Posted: Thu Oct 27, 2005 5:18 am
by Paul
I made a DLLs for both the SOWPODS dictionary and the TWL98 dictionary using the dictionary/spell checker engine I created back a year ago.
I use a different approach for lookup and it seems very fast.
You or anyone else are quite welcome to use the DLL's for any project you wish.
http://www.pureproject.net/archive411/d ... aryDLL.zip
Basically if you send a word to the DLL it returns 0 if the work is found. If the word is not found it returns 1. If you send a string of words, it returns the number of words not found.
Posted: Fri Oct 28, 2005 10:34 pm
by netmaestro
I got a listing of 3235 new words to add to TWL98 from the latest version of the Official Scrabble players' Dictionary. So existing dlls are not going to be usable. A new one must be made. Thanks anyway, Paul. Your free stuff and ever-present readiness to help are much appreciated.
This:
http://lloydsplace.com/newtwl98.txt
When processed thus:
Code: Select all
Dim wordin.s(250000)
count.l=0
ReadFile(0,"newtwl98.txt")
While Eof(0) = 0
wordin(count)=ReadString()
count+1
Wend
CloseFile(0)
count=0
OpenFile(0,"wordlist.bin")
WriteByte(0)
For i=0 To 171326
WriteString(wordin(i))
WriteByte(0)
Next i
CloseFile(0)
becomes this:
http://lloydsplace.com/wordlist.bin
which gets included into this:
Code: Select all
; This procedure searches a binary word list made from a text file
; with all newlines replaced by binary zeros to delimit the words.
; The included word list must also begin with a binary zero.
; This version of the dll is written for PureBasic compatibility.
ProcedureDLL.l WordExists(wordtofind.s)
middleword.l
wordtofind = UCase(wordtofind)
wordchecked.s = ""
found.l = 0
lo = ?lexiconstart
hi = ?lexiconend
ccount=0
While ccount <= 18 ; if it isn't found in 18 loops it isn't there
middleword = lo + (hi-lo) >> 1 ; find the middle of the word list bytewise
While PeekB(middleword-1)<>0 ; relocate to the beginning of the word
middleword-1
Wend
wordchecked=PeekS(middleword) ; check it against the search word
If wordtofind=wordchecked
found = 1
ccount=18 ; no more loops are required if search word is found
Else
If wordtofind < wordchecked
hi = middleword ;cut out this word and all words above leaving delimiting 0 at top
Else
lo = middleword + Len(wordchecked)-1 ;cut out this word and all below leaving delimiting 0 at bottom
EndIf
EndIf
ccount+1
Wend
ProcedureReturn found
DataSection
lexiconstart:
IncludeBinary "wordlist.bin"
#####
WORK TO COMPLETE ->
Reproduce word for word the part of the dictionary DLL thread that starts at "I use a different" and ends at "words not found.".
#####
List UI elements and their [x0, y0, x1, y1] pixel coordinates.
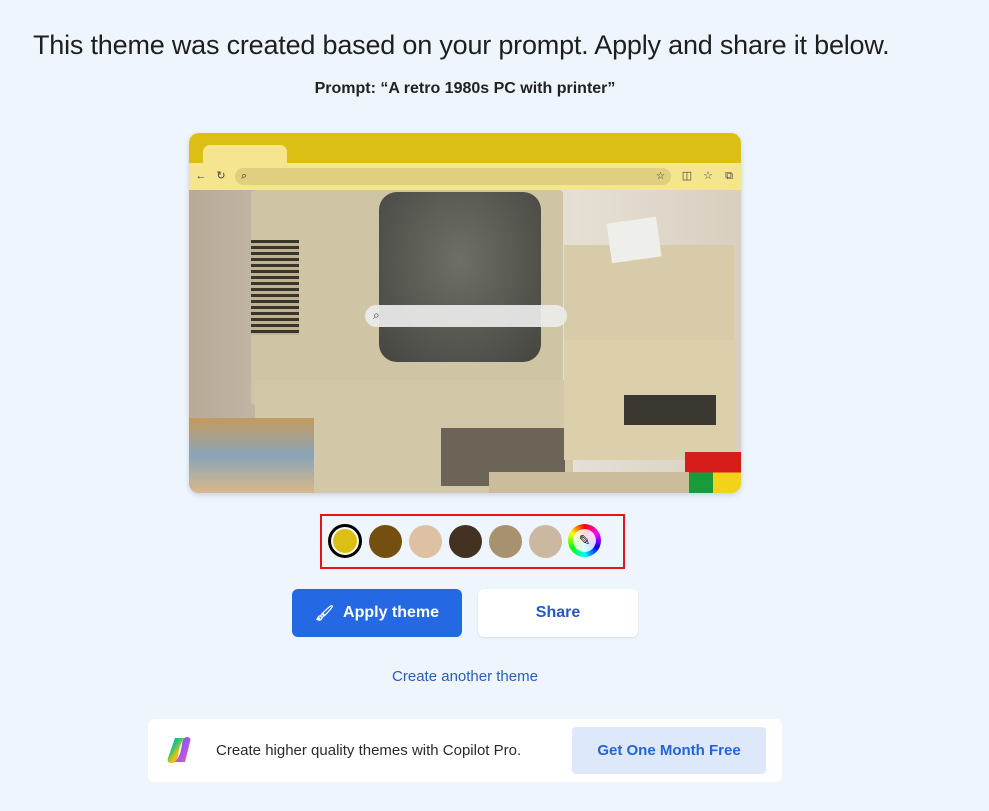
printer — [564, 245, 734, 350]
search-icon: ⌕ — [241, 170, 248, 182]
collections-icon: ⧉ — [725, 170, 733, 182]
monitor-vent — [251, 240, 299, 335]
monitor-screen — [379, 192, 541, 362]
custom-color-picker[interactable]: ✎ — [568, 524, 601, 557]
favorites-icon: ☆ — [703, 170, 713, 182]
paint-sparkle-icon: 🖌 — [314, 605, 335, 622]
color-swatch-4[interactable] — [449, 525, 482, 558]
copilot-logo-icon — [167, 737, 191, 763]
apply-theme-label: Apply theme — [343, 604, 440, 621]
color-swatch-6[interactable] — [529, 525, 562, 558]
favorite-add-icon: ☆ — [656, 171, 665, 182]
search-icon: ⌕ — [373, 308, 380, 322]
copilot-pro-promo: Create higher quality themes with Copilo… — [148, 719, 782, 782]
printer-paper — [606, 216, 662, 264]
refresh-icon: ↻ — [216, 170, 226, 182]
color-swatch-3[interactable] — [409, 525, 442, 558]
preview-address-bar: ⌕ ☆ — [235, 168, 671, 185]
share-button[interactable]: Share — [478, 589, 638, 637]
apply-theme-button[interactable]: 🖌 Apply theme — [292, 589, 462, 637]
preview-tabstrip — [189, 133, 741, 167]
page-title: This theme was created based on your pro… — [33, 30, 890, 60]
printer-slot — [624, 395, 716, 425]
preview-toolbar: ← ↻ ⌕ ☆ ◫ ☆ ⧉ — [189, 163, 741, 190]
rubiks-cube — [685, 452, 741, 493]
theme-background-image: ⌕ — [189, 190, 741, 493]
color-swatch-1[interactable] — [328, 524, 362, 558]
theme-preview: ← ↻ ⌕ ☆ ◫ ☆ ⧉ ⌕ — [189, 133, 741, 493]
color-swatch-2[interactable] — [369, 525, 402, 558]
share-label: Share — [535, 604, 581, 621]
create-another-theme-link[interactable]: Create another theme — [0, 668, 930, 685]
eyedropper-icon: ✎ — [573, 529, 596, 552]
keyboard — [489, 472, 689, 493]
preview-search-box: ⌕ — [365, 305, 567, 327]
back-icon: ← — [195, 170, 207, 182]
split-screen-icon: ◫ — [681, 170, 693, 182]
prompt-text: Prompt: “A retro 1980s PC with printer” — [314, 80, 616, 97]
folders-stack — [189, 418, 314, 493]
color-swatch-5[interactable] — [489, 525, 522, 558]
get-one-month-free-button[interactable]: Get One Month Free — [572, 727, 766, 774]
promo-text: Create higher quality themes with Copilo… — [216, 742, 522, 759]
#####
TASK RESULT ->
I use a different approach for lookup and it seems very fast.
You or anyone else are quite welcome to use the DLL's for any project you wish.
http://www.pureproject.net/archive411/d ... aryDLL.zip
Basically if you send a word to the DLL it returns 0 if the work is found. If the word is not found it returns 1. If you send a string of words, it returns the number of words not found.